Print out each record below, unaltered and complete, without its images.
####
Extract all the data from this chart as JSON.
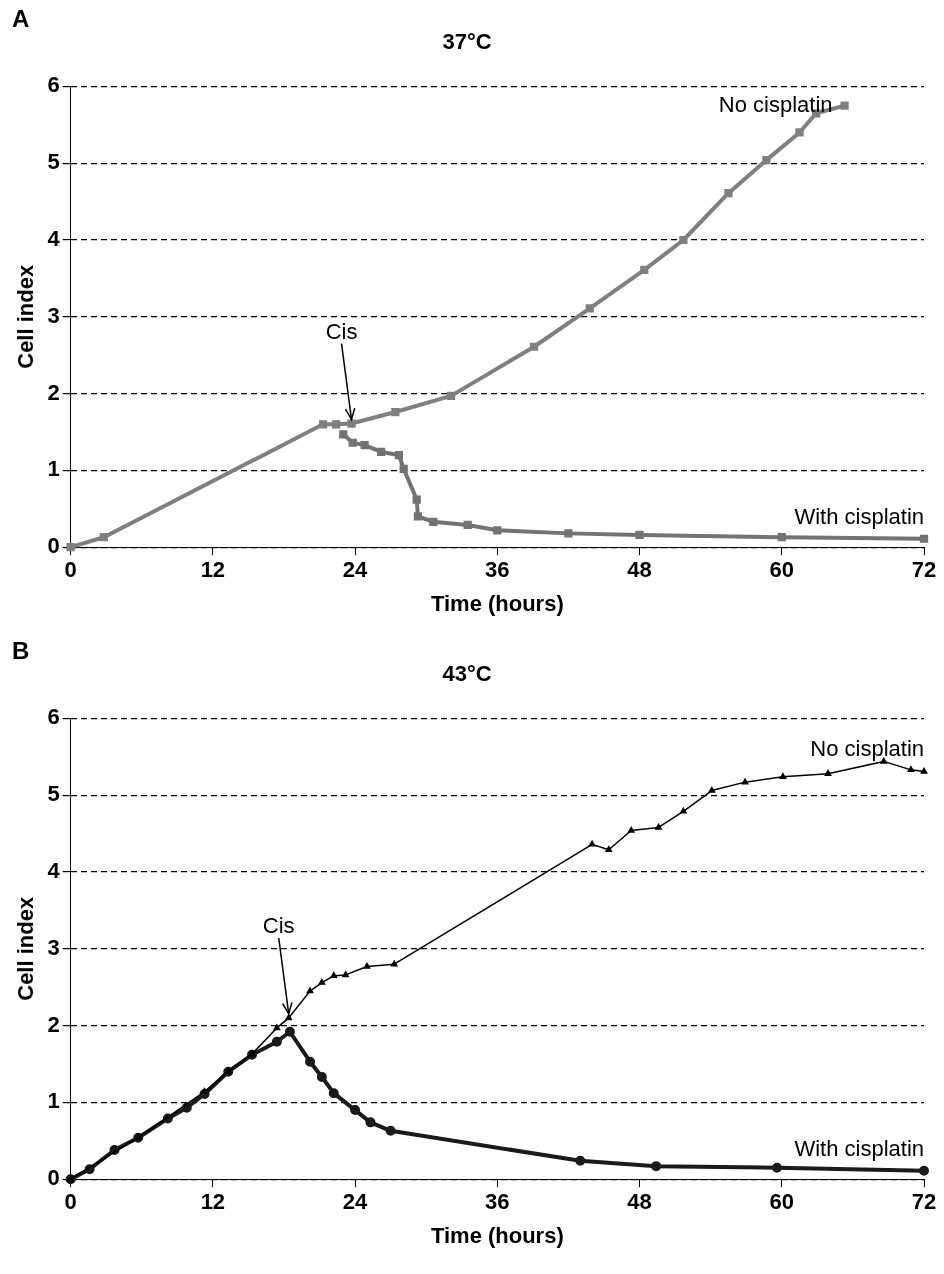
{
  "chart_data": [
    {
      "type": "line",
      "title": "37°C",
      "xlabel": "Time (hours)",
      "ylabel": "Cell index",
      "xlim": [
        0,
        72
      ],
      "xticks": [
        0,
        12,
        24,
        36,
        48,
        60,
        72
      ],
      "ylim": [
        0,
        6
      ],
      "yticks": [
        0,
        1,
        2,
        3,
        4,
        5,
        6
      ],
      "grid": "y",
      "legend": false,
      "marker": "square",
      "annotations": [
        "A",
        {
          "text": "Cis",
          "x": 23.7,
          "y": 1.61
        }
      ],
      "series": [
        {
          "name": "No cisplatin",
          "color": "#7f7f7f",
          "x": [
            0,
            2.8,
            21.3,
            22.4,
            23.7,
            27.4,
            32.1,
            39.1,
            43.8,
            48.4,
            51.7,
            55.5,
            58.7,
            61.5,
            62.9,
            65.3
          ],
          "values": [
            0,
            0.13,
            1.6,
            1.6,
            1.61,
            1.76,
            1.97,
            2.61,
            3.11,
            3.61,
            4.0,
            4.61,
            5.04,
            5.4,
            5.65,
            5.75
          ]
        },
        {
          "name": "With cisplatin",
          "color": "#737373",
          "x": [
            23,
            23.8,
            24.8,
            26.2,
            27.7,
            28.1,
            29.2,
            29.3,
            30.6,
            33.5,
            36,
            42,
            48,
            60,
            72
          ],
          "values": [
            1.47,
            1.36,
            1.33,
            1.24,
            1.2,
            1.02,
            0.62,
            0.4,
            0.33,
            0.29,
            0.22,
            0.18,
            0.16,
            0.13,
            0.11
          ]
        }
      ]
    },
    {
      "type": "line",
      "title": "43°C",
      "xlabel": "Time (hours)",
      "ylabel": "Cell index",
      "xlim": [
        0,
        72
      ],
      "xticks": [
        0,
        12,
        24,
        36,
        48,
        60,
        72
      ],
      "ylim": [
        0,
        6
      ],
      "yticks": [
        0,
        1,
        2,
        3,
        4,
        5,
        6
      ],
      "grid": "y",
      "legend": false,
      "annotations": [
        "B",
        {
          "text": "Cis",
          "x": 18.4,
          "y": 2.1
        }
      ],
      "series": [
        {
          "name": "No cisplatin",
          "color": "#000000",
          "marker": "triangle",
          "x": [
            0,
            5.7,
            11.3,
            13.3,
            15.3,
            17.4,
            18.4,
            20.2,
            21.2,
            22.2,
            23.2,
            25,
            27.3,
            44,
            45.4,
            47.3,
            49.6,
            51.7,
            54.1,
            56.9,
            60.1,
            63.9,
            68.6,
            70.9,
            72
          ],
          "values": [
            0,
            0.54,
            1.14,
            1.4,
            1.63,
            1.97,
            2.1,
            2.45,
            2.56,
            2.65,
            2.66,
            2.77,
            2.8,
            4.36,
            4.29,
            4.54,
            4.58,
            4.79,
            5.06,
            5.17,
            5.24,
            5.28,
            5.44,
            5.33,
            5.31
          ]
        },
        {
          "name": "With cisplatin",
          "color": "#1a1a1a",
          "marker": "circle",
          "x": [
            0,
            1.6,
            3.7,
            5.7,
            8.2,
            9.8,
            11.3,
            13.3,
            15.3,
            17.4,
            18.5,
            20.2,
            21.2,
            22.2,
            24,
            25.3,
            27,
            43,
            49.4,
            59.6,
            72
          ],
          "values": [
            0,
            0.13,
            0.38,
            0.54,
            0.79,
            0.93,
            1.11,
            1.4,
            1.62,
            1.79,
            1.92,
            1.53,
            1.33,
            1.12,
            0.9,
            0.74,
            0.63,
            0.24,
            0.17,
            0.15,
            0.11
          ]
        }
      ]
    }
  ]
}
####
- _Full answer_
Extract all the data from this chart as JSON.
{
  "chart_data": [
    {
      "type": "line",
      "title": "37°C",
      "xlabel": "Time (hours)",
      "ylabel": "Cell index",
      "xlim": [
        0,
        72
      ],
      "xticks": [
        0,
        12,
        24,
        36,
        48,
        60,
        72
      ],
      "ylim": [
        0,
        6
      ],
      "yticks": [
        0,
        1,
        2,
        3,
        4,
        5,
        6
      ],
      "grid": "y",
      "legend": false,
      "marker": "square",
      "annotations": [
        "A",
        {
          "text": "Cis",
          "x": 23.7,
          "y": 1.61
        }
      ],
      "series": [
        {
          "name": "No cisplatin",
          "color": "#7f7f7f",
          "x": [
            0,
            2.8,
            21.3,
            22.4,
            23.7,
            27.4,
            32.1,
            39.1,
            43.8,
            48.4,
            51.7,
            55.5,
            58.7,
            61.5,
            62.9,
            65.3
          ],
          "values": [
            0,
            0.13,
            1.6,
            1.6,
            1.61,
            1.76,
            1.97,
            2.61,
            3.11,
            3.61,
            4.0,
            4.61,
            5.04,
            5.4,
            5.65,
            5.75
          ]
        },
        {
          "name": "With cisplatin",
          "color": "#737373",
          "x": [
            23,
            23.8,
            24.8,
            26.2,
            27.7,
            28.1,
            29.2,
            29.3,
            30.6,
            33.5,
            36,
            42,
            48,
            60,
            72
          ],
          "values": [
            1.47,
            1.36,
            1.33,
            1.24,
            1.2,
            1.02,
            0.62,
            0.4,
            0.33,
            0.29,
            0.22,
            0.18,
            0.16,
            0.13,
            0.11
          ]
        }
      ]
    },
    {
      "type": "line",
      "title": "43°C",
      "xlabel": "Time (hours)",
      "ylabel": "Cell index",
      "xlim": [
        0,
        72
      ],
      "xticks": [
        0,
        12,
        24,
        36,
        48,
        60,
        72
      ],
      "ylim": [
        0,
        6
      ],
      "yticks": [
        0,
        1,
        2,
        3,
        4,
        5,
        6
      ],
      "grid": "y",
      "legend": false,
      "annotations": [
        "B",
        {
          "text": "Cis",
          "x": 18.4,
          "y": 2.1
        }
      ],
      "series": [
        {
          "name": "No cisplatin",
          "color": "#000000",
          "marker": "triangle",
          "x": [
            0,
            5.7,
            11.3,
            13.3,
            15.3,
            17.4,
            18.4,
            20.2,
            21.2,
            22.2,
            23.2,
            25,
            27.3,
            44,
            45.4,
            47.3,
            49.6,
            51.7,
            54.1,
            56.9,
            60.1,
            63.9,
            68.6,
            70.9,
            72
          ],
          "values": [
            0,
            0.54,
            1.14,
            1.4,
            1.63,
            1.97,
            2.1,
            2.45,
            2.56,
            2.65,
            2.66,
            2.77,
            2.8,
            4.36,
            4.29,
            4.54,
            4.58,
            4.79,
            5.06,
            5.17,
            5.24,
            5.28,
            5.44,
            5.33,
            5.31
          ]
        },
        {
          "name": "With cisplatin",
          "color": "#1a1a1a",
          "marker": "circle",
          "x": [
            0,
            1.6,
            3.7,
            5.7,
            8.2,
            9.8,
            11.3,
            13.3,
            15.3,
            17.4,
            18.5,
            20.2,
            21.2,
            22.2,
            24,
            25.3,
            27,
            43,
            49.4,
            59.6,
            72
          ],
          "values": [
            0,
            0.13,
            0.38,
            0.54,
            0.79,
            0.93,
            1.11,
            1.4,
            1.62,
            1.79,
            1.92,
            1.53,
            1.33,
            1.12,
            0.9,
            0.74,
            0.63,
            0.24,
            0.17,
            0.15,
            0.11
          ]
        }
      ]
    }
  ]
}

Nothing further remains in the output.